§ **WRITTEN INSTRUCTION**
Reproduce each record exactly.

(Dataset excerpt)
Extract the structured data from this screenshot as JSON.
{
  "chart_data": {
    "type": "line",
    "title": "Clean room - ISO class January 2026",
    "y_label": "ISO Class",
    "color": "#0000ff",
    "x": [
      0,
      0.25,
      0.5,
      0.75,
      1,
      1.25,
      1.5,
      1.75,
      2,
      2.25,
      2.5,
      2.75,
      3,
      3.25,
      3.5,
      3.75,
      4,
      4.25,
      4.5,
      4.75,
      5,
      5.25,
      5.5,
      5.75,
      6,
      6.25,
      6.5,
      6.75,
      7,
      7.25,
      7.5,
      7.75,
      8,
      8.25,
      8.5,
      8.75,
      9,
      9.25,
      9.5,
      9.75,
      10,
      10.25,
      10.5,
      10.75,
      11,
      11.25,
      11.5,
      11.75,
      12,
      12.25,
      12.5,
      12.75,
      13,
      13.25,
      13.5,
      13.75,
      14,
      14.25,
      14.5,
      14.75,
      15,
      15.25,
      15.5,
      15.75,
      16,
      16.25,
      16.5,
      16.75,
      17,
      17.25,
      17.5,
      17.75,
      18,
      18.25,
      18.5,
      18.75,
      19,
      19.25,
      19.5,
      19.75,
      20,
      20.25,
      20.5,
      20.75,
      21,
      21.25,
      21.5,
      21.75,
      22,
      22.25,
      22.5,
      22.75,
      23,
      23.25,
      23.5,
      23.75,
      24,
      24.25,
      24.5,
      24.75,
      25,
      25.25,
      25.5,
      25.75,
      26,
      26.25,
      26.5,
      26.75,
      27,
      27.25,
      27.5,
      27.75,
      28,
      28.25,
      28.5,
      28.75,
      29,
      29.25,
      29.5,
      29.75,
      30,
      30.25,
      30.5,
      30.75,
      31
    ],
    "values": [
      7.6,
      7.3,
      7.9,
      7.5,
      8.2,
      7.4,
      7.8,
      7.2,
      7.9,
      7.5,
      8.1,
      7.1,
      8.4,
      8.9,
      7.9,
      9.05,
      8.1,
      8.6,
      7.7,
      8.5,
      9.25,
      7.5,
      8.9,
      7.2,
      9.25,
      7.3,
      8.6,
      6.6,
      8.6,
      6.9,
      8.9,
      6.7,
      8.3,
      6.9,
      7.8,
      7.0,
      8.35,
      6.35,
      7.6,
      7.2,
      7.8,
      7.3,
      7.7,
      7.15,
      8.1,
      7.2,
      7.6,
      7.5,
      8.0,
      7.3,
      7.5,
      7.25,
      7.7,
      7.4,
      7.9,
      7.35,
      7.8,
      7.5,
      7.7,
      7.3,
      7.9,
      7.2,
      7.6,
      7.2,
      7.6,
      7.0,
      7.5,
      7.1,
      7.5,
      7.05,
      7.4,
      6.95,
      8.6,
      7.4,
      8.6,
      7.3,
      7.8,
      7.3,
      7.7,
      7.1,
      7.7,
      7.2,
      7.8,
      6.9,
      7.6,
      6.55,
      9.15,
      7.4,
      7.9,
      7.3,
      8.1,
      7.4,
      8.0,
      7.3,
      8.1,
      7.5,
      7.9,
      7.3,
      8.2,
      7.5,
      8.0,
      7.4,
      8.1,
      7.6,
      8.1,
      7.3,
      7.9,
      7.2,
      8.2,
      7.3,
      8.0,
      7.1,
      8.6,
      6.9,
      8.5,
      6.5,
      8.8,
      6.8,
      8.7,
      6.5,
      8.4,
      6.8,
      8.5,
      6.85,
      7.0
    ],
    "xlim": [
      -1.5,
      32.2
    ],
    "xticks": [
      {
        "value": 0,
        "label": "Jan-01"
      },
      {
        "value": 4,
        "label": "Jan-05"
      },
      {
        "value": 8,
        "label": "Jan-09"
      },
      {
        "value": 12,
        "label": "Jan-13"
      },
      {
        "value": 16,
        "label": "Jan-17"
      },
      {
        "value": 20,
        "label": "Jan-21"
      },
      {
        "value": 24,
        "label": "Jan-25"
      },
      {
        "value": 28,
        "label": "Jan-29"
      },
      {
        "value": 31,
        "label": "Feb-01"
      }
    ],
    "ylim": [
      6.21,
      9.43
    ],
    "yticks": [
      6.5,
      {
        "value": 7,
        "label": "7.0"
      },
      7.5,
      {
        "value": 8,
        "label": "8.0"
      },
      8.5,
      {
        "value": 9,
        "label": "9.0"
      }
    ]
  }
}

§ **ANSWER TO THIS TASK**
Extract the structured data from this screenshot as JSON.
{
  "chart_data": {
    "type": "line",
    "title": "Clean room - ISO class January 2026",
    "y_label": "ISO Class",
    "color": "#0000ff",
    "x": [
      0,
      0.25,
      0.5,
      0.75,
      1,
      1.25,
      1.5,
      1.75,
      2,
      2.25,
      2.5,
      2.75,
      3,
      3.25,
      3.5,
      3.75,
      4,
      4.25,
      4.5,
      4.75,
      5,
      5.25,
      5.5,
      5.75,
      6,
      6.25,
      6.5,
      6.75,
      7,
      7.25,
      7.5,
      7.75,
      8,
      8.25,
      8.5,
      8.75,
      9,
      9.25,
      9.5,
      9.75,
      10,
      10.25,
      10.5,
      10.75,
      11,
      11.25,
      11.5,
      11.75,
      12,
      12.25,
      12.5,
      12.75,
      13,
      13.25,
      13.5,
      13.75,
      14,
      14.25,
      14.5,
      14.75,
      15,
      15.25,
      15.5,
      15.75,
      16,
      16.25,
      16.5,
      16.75,
      17,
      17.25,
      17.5,
      17.75,
      18,
      18.25,
      18.5,
      18.75,
      19,
      19.25,
      19.5,
      19.75,
      20,
      20.25,
      20.5,
      20.75,
      21,
      21.25,
      21.5,
      21.75,
      22,
      22.25,
      22.5,
      22.75,
      23,
      23.25,
      23.5,
      23.75,
      24,
      24.25,
      24.5,
      24.75,
      25,
      25.25,
      25.5,
      25.75,
      26,
      26.25,
      26.5,
      26.75,
      27,
      27.25,
      27.5,
      27.75,
      28,
      28.25,
      28.5,
      28.75,
      29,
      29.25,
      29.5,
      29.75,
      30,
      30.25,
      30.5,
      30.75,
      31
    ],
    "values": [
      7.6,
      7.3,
      7.9,
      7.5,
      8.2,
      7.4,
      7.8,
      7.2,
      7.9,
      7.5,
      8.1,
      7.1,
      8.4,
      8.9,
      7.9,
      9.05,
      8.1,
      8.6,
      7.7,
      8.5,
      9.25,
      7.5,
      8.9,
      7.2,
      9.25,
      7.3,
      8.6,
      6.6,
      8.6,
      6.9,
      8.9,
      6.7,
      8.3,
      6.9,
      7.8,
      7.0,
      8.35,
      6.35,
      7.6,
      7.2,
      7.8,
      7.3,
      7.7,
      7.15,
      8.1,
      7.2,
      7.6,
      7.5,
      8.0,
      7.3,
      7.5,
      7.25,
      7.7,
      7.4,
      7.9,
      7.35,
      7.8,
      7.5,
      7.7,
      7.3,
      7.9,
      7.2,
      7.6,
      7.2,
      7.6,
      7.0,
      7.5,
      7.1,
      7.5,
      7.05,
      7.4,
      6.95,
      8.6,
      7.4,
      8.6,
      7.3,
      7.8,
      7.3,
      7.7,
      7.1,
      7.7,
      7.2,
      7.8,
      6.9,
      7.6,
      6.55,
      9.15,
      7.4,
      7.9,
      7.3,
      8.1,
      7.4,
      8.0,
      7.3,
      8.1,
      7.5,
      7.9,
      7.3,
      8.2,
      7.5,
      8.0,
      7.4,
      8.1,
      7.6,
      8.1,
      7.3,
      7.9,
      7.2,
      8.2,
      7.3,
      8.0,
      7.1,
      8.6,
      6.9,
      8.5,
      6.5,
      8.8,
      6.8,
      8.7,
      6.5,
      8.4,
      6.8,
      8.5,
      6.85,
      7.0
    ],
    "xlim": [
      -1.5,
      32.2
    ],
    "xticks": [
      {
        "value": 0,
        "label": "Jan-01"
      },
      {
        "value": 4,
        "label": "Jan-05"
      },
      {
        "value": 8,
        "label": "Jan-09"
      },
      {
        "value": 12,
        "label": "Jan-13"
      },
      {
        "value": 16,
        "label": "Jan-17"
      },
      {
        "value": 20,
        "label": "Jan-21"
      },
      {
        "value": 24,
        "label": "Jan-25"
      },
      {
        "value": 28,
        "label": "Jan-29"
      },
      {
        "value": 31,
        "label": "Feb-01"
      }
    ],
    "ylim": [
      6.21,
      9.43
    ],
    "yticks": [
      6.5,
      {
        "value": 7,
        "label": "7.0"
      },
      7.5,
      {
        "value": 8,
        "label": "8.0"
      },
      8.5,
      {
        "value": 9,
        "label": "9.0"
      }
    ]
  }
}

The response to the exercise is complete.